Replace "y-tick-label" with "y-axis-tick-label" in the records from the first line through the line containing "series-line-rockstar (220, 200, 450, 562)", and write out those lines again with nothing else changed.

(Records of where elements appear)
- - -
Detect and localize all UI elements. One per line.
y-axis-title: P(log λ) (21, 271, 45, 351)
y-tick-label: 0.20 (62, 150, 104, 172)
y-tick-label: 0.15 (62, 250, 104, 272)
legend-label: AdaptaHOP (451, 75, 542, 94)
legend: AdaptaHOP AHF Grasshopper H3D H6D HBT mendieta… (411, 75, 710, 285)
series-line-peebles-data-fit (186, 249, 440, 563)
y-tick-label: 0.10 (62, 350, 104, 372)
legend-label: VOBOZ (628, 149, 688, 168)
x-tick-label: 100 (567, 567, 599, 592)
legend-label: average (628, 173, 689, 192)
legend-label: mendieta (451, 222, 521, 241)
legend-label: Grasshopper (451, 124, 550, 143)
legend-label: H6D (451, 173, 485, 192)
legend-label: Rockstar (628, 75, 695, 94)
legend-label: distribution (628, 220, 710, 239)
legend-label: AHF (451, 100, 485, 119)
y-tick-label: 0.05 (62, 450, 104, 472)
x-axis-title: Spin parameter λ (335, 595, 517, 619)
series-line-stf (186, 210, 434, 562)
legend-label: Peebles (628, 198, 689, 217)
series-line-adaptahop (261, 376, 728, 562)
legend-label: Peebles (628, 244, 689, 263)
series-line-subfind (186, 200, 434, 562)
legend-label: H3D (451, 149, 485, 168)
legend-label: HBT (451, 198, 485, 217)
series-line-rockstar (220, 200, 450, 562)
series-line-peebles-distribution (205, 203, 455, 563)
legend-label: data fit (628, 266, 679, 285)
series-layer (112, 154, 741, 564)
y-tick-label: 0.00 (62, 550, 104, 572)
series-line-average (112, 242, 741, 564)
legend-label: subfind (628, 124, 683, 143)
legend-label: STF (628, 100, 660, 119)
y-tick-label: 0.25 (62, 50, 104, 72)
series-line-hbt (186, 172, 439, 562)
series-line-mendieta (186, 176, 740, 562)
- - -
Exercise output:
Detect and localize all UI elements. One per line.
y-axis-title: P(log λ) (21, 271, 45, 351)
y-axis-tick-label: 0.20 (62, 150, 104, 172)
y-axis-tick-label: 0.15 (62, 250, 104, 272)
legend-label: AdaptaHOP (451, 75, 542, 94)
legend: AdaptaHOP AHF Grasshopper H3D H6D HBT mendieta… (411, 75, 710, 285)
series-line-peebles-data-fit (186, 249, 440, 563)
y-axis-tick-label: 0.10 (62, 350, 104, 372)
legend-label: VOBOZ (628, 149, 688, 168)
x-tick-label: 100 (567, 567, 599, 592)
legend-label: average (628, 173, 689, 192)
legend-label: mendieta (451, 222, 521, 241)
legend-label: Grasshopper (451, 124, 550, 143)
legend-label: H6D (451, 173, 485, 192)
legend-label: Rockstar (628, 75, 695, 94)
legend-label: distribution (628, 220, 710, 239)
legend-label: AHF (451, 100, 485, 119)
y-axis-tick-label: 0.05 (62, 450, 104, 472)
x-axis-title: Spin parameter λ (335, 595, 517, 619)
series-line-stf (186, 210, 434, 562)
legend-label: Peebles (628, 198, 689, 217)
series-line-adaptahop (261, 376, 728, 562)
legend-label: Peebles (628, 244, 689, 263)
series-line-subfind (186, 200, 434, 562)
legend-label: H3D (451, 149, 485, 168)
legend-label: HBT (451, 198, 485, 217)
series-line-rockstar (220, 200, 450, 562)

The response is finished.